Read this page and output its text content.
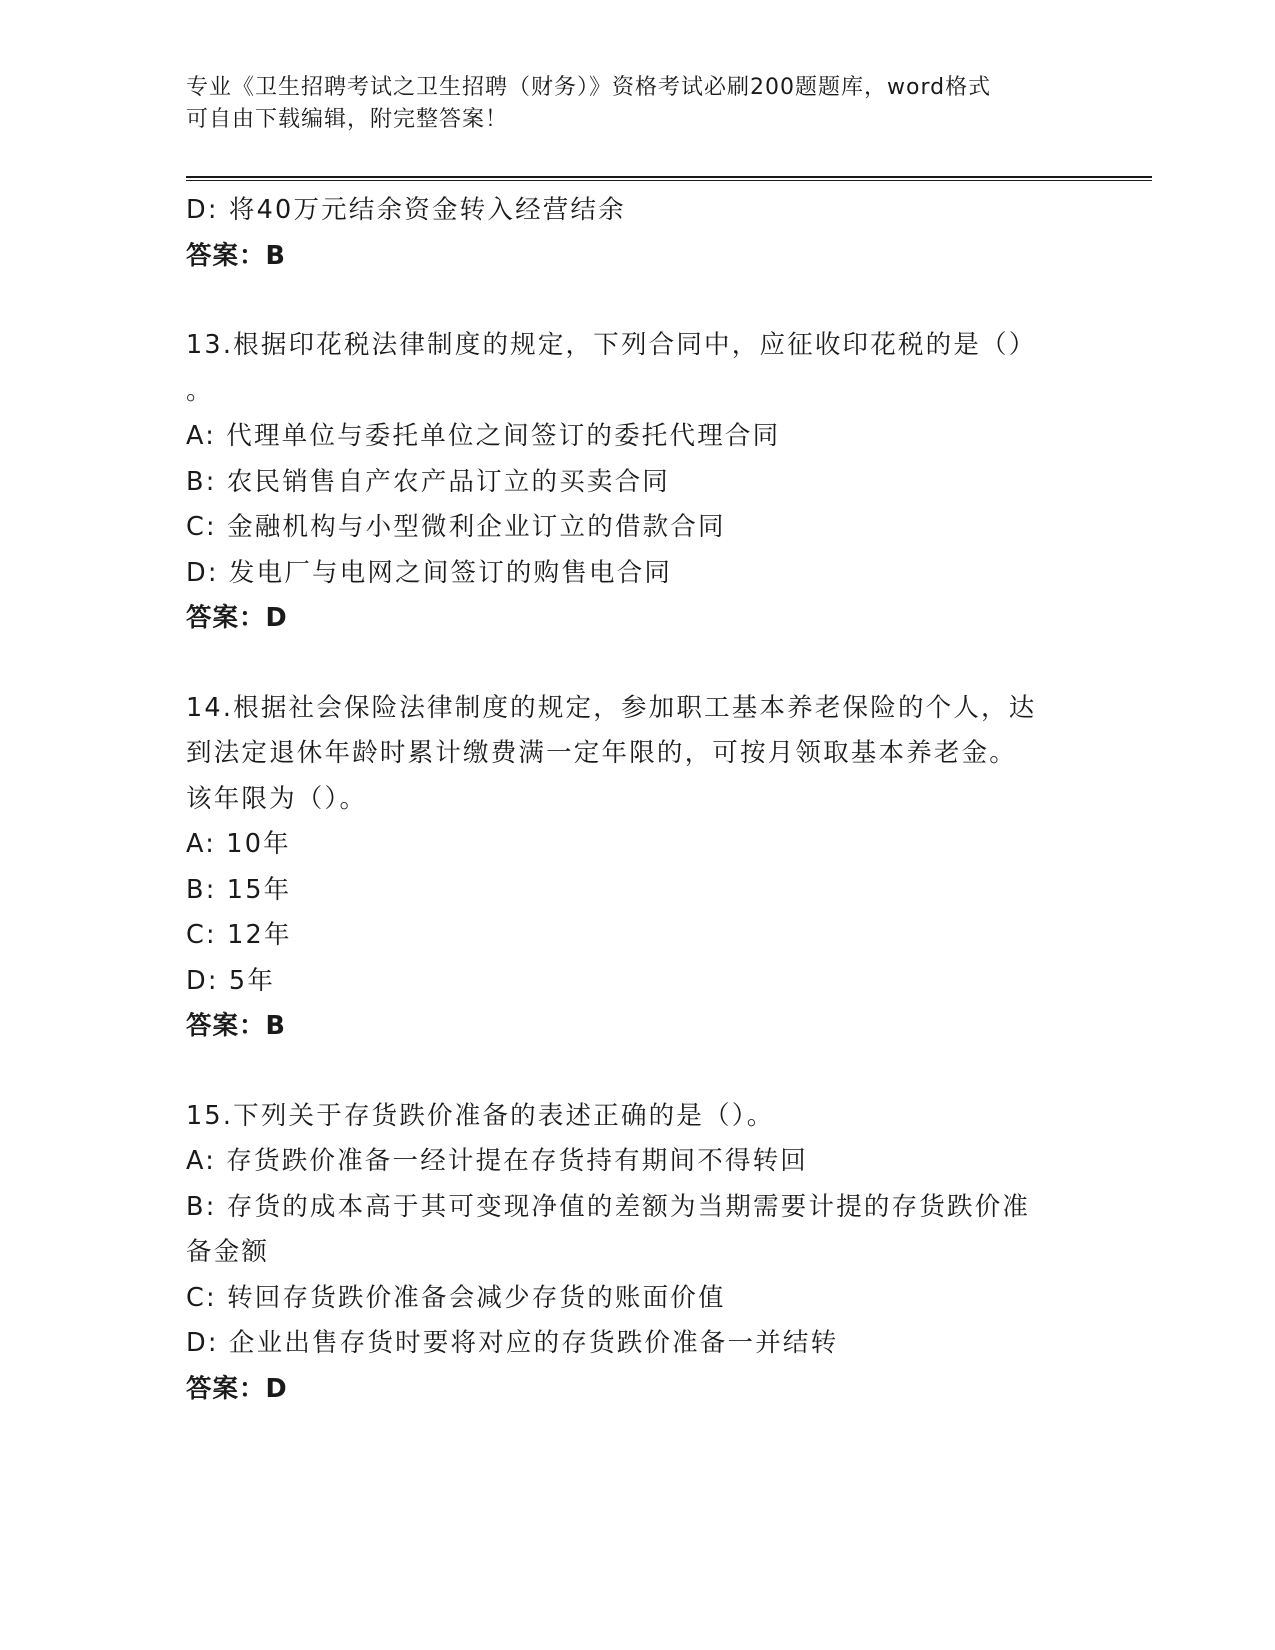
专业《卫生招聘考试之卫生招聘（财务）》资格考试必刷200题题库，word格式
可自由下载编辑，附完整答案！
D: 将40万元结余资金转入经营结余
答案：B
13.根据印花税法律制度的规定，下列合同中，应征收印花税的是（）
。
A: 代理单位与委托单位之间签订的委托代理合同
B: 农民销售自产农产品订立的买卖合同
C: 金融机构与小型微利企业订立的借款合同
D: 发电厂与电网之间签订的购售电合同
答案：D
14.根据社会保险法律制度的规定，参加职工基本养老保险的个人，达
到法定退休年龄时累计缴费满一定年限的，可按月领取基本养老金。
该年限为（）。
A: 10年
B: 15年
C: 12年
D: 5年
答案：B
15.下列关于存货跌价准备的表述正确的是（）。
A: 存货跌价准备一经计提在存货持有期间不得转回
B: 存货的成本高于其可变现净值的差额为当期需要计提的存货跌价准
备金额
C: 转回存货跌价准备会减少存货的账面价值
D: 企业出售存货时要将对应的存货跌价准备一并结转
答案：D
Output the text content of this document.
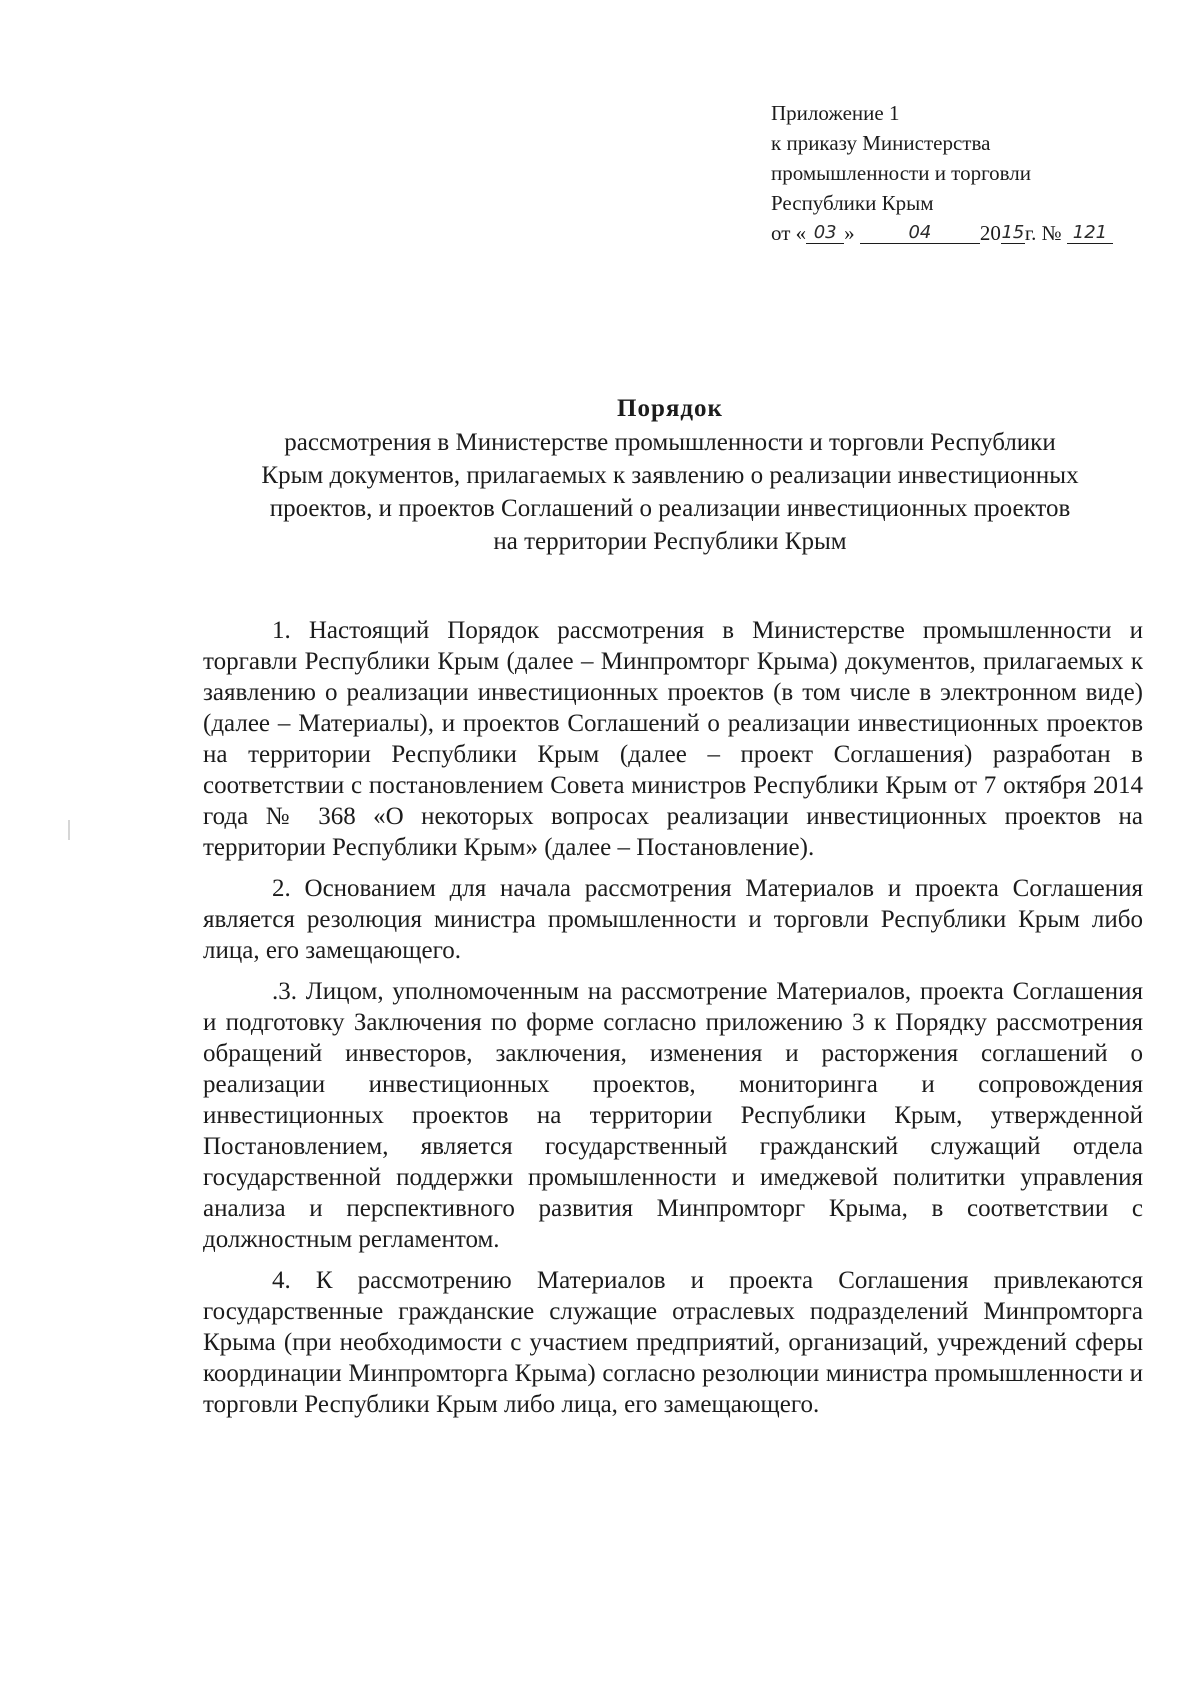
Приложение 1
к приказу Министерства
промышленности и торговли
Республики Крым
от « 03 »	04 2015г. № 121
Порядок
рассмотрения в Министерстве промышленности и торговли Республики
Крым документов, прилагаемых к заявлению о реализации инвестиционных
проектов, и проектов Соглашений о реализации инвестиционных проектов
на территории Республики Крым

1. Настоящий Порядок рассмотрения в Министерстве промышленности и торгавли Республики Крым (далее – Минпромторг Крыма) документов, прилагаемых к заявлению о реализации инвестиционных проектов (в том числе в электронном виде) (далее – Материалы), и проектов Соглашений о реализации инвестиционных проектов на территории Республики Крым (далее – проект Соглашения) разработан в соответствии с постановлением Совета министров Республики Крым от 7 октября 2014 года № 368 «О некоторых вопросах реализации инвестиционных проектов на территории Республики Крым» (далее – Постановление).

2. Основанием для начала рассмотрения Материалов и проекта Соглашения является резолюция министра промышленности и торговли Республики Крым либо лица, его замещающего.

.3. Лицом, уполномоченным на рассмотрение Материалов, проекта Соглашения и подготовку Заключения по форме согласно приложению 3 к Порядку рассмотрения обращений инвесторов, заключения, изменения и расторжения соглашений о реализации инвестиционных проектов, мониторинга и сопровождения инвестиционных проектов на территории Республики Крым, утвержденной Постановлением, является государственный гражданский служащий отдела государственной поддержки промышленности и имеджевой полититки управления анализа и перспективного развития Минпромторг Крыма, в соответствии с должностным регламентом.

4. К рассмотрению Материалов и проекта Соглашения привлекаются государственные гражданские служащие отраслевых подразделений Минпромторга Крыма (при необходимости с участием предприятий, организаций, учреждений сферы координации Минпромторга Крыма) согласно резолюции министра промышленности и торговли Республики Крым либо лица, его замещающего.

SHORT TASK: Leave out the pictures and return every record word for word.

WRITTEN RESPONSE:
Read this page and output its text content.
专业《卫生招聘考试之卫生招聘（财务）》资格考试必刷200题题库，word格式
可自由下载编辑，附完整答案！
D: 将40万元结余资金转入经营结余
答案：B
13.根据印花税法律制度的规定，下列合同中，应征收印花税的是（）
。
A: 代理单位与委托单位之间签订的委托代理合同
B: 农民销售自产农产品订立的买卖合同
C: 金融机构与小型微利企业订立的借款合同
D: 发电厂与电网之间签订的购售电合同
答案：D
14.根据社会保险法律制度的规定，参加职工基本养老保险的个人，达
到法定退休年龄时累计缴费满一定年限的，可按月领取基本养老金。
该年限为（）。
A: 10年
B: 15年
C: 12年
D: 5年
答案：B
15.下列关于存货跌价准备的表述正确的是（）。
A: 存货跌价准备一经计提在存货持有期间不得转回
B: 存货的成本高于其可变现净值的差额为当期需要计提的存货跌价准
备金额
C: 转回存货跌价准备会减少存货的账面价值
D: 企业出售存货时要将对应的存货跌价准备一并结转
答案：D
Output the text content of this document.
Приложение 1
к приказу Министерства
промышленности и торговли
Республики Крым
от « 03 »	04 2015г. № 121
Порядок
рассмотрения в Министерстве промышленности и торговли Республики
Крым документов, прилагаемых к заявлению о реализации инвестиционных
проектов, и проектов Соглашений о реализации инвестиционных проектов
на территории Республики Крым

1. Настоящий Порядок рассмотрения в Министерстве промышленности и торгавли Республики Крым (далее – Минпромторг Крыма) документов, прилагаемых к заявлению о реализации инвестиционных проектов (в том числе в электронном виде) (далее – Материалы), и проектов Соглашений о реализации инвестиционных проектов на территории Республики Крым (далее – проект Соглашения) разработан в соответствии с постановлением Совета министров Республики Крым от 7 октября 2014 года № 368 «О некоторых вопросах реализации инвестиционных проектов на территории Республики Крым» (далее – Постановление).

2. Основанием для начала рассмотрения Материалов и проекта Соглашения является резолюция министра промышленности и торговли Республики Крым либо лица, его замещающего.

.3. Лицом, уполномоченным на рассмотрение Материалов, проекта Соглашения и подготовку Заключения по форме согласно приложению 3 к Порядку рассмотрения обращений инвесторов, заключения, изменения и расторжения соглашений о реализации инвестиционных проектов, мониторинга и сопровождения инвестиционных проектов на территории Республики Крым, утвержденной Постановлением, является государственный гражданский служащий отдела государственной поддержки промышленности и имеджевой полититки управления анализа и перспективного развития Минпромторг Крыма, в соответствии с должностным регламентом.

4. К рассмотрению Материалов и проекта Соглашения привлекаются государственные гражданские служащие отраслевых подразделений Минпромторга Крыма (при необходимости с участием предприятий, организаций, учреждений сферы координации Минпромторга Крыма) согласно резолюции министра промышленности и торговли Республики Крым либо лица, его замещающего.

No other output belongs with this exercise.